### Required task
Produce a verbatim copy of the entries listed below.

☆ ☆ ☆ ☆ ☆

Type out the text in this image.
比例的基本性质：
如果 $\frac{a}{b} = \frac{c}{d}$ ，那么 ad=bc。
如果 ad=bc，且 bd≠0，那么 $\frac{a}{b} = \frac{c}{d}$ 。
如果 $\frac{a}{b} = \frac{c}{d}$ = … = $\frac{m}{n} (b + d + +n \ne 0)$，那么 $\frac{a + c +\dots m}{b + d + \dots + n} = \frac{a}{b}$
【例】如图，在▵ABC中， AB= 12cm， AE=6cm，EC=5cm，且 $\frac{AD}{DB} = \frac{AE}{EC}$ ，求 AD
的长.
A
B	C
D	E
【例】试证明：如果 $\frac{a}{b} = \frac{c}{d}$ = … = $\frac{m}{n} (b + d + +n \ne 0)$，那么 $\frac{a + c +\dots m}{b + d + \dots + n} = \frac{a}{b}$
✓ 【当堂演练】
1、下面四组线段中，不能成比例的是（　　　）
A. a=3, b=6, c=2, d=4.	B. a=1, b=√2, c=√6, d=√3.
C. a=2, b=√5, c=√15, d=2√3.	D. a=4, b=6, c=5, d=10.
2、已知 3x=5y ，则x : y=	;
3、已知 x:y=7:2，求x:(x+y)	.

☆ ☆ ☆ ☆ ☆

### Full output
Type out the text in this image.
比例的基本性质：
如果 $\frac{a}{b} = \frac{c}{d}$ ，那么 ad=bc。
如果 ad=bc，且 bd≠0，那么 $\frac{a}{b} = \frac{c}{d}$ 。
如果 $\frac{a}{b} = \frac{c}{d}$ = … = $\frac{m}{n} (b + d + +n \ne 0)$，那么 $\frac{a + c +\dots m}{b + d + \dots + n} = \frac{a}{b}$
【例】如图，在▵ABC中， AB= 12cm， AE=6cm，EC=5cm，且 $\frac{AD}{DB} = \frac{AE}{EC}$ ，求 AD
的长.
A
B	C
D	E
【例】试证明：如果 $\frac{a}{b} = \frac{c}{d}$ = … = $\frac{m}{n} (b + d + +n \ne 0)$，那么 $\frac{a + c +\dots m}{b + d + \dots + n} = \frac{a}{b}$
✓ 【当堂演练】
1、下面四组线段中，不能成比例的是（　　　）
A. a=3, b=6, c=2, d=4.	B. a=1, b=√2, c=√6, d=√3.
C. a=2, b=√5, c=√15, d=2√3.	D. a=4, b=6, c=5, d=10.
2、已知 3x=5y ，则x : y=	;
3、已知 x:y=7:2，求x:(x+y)	.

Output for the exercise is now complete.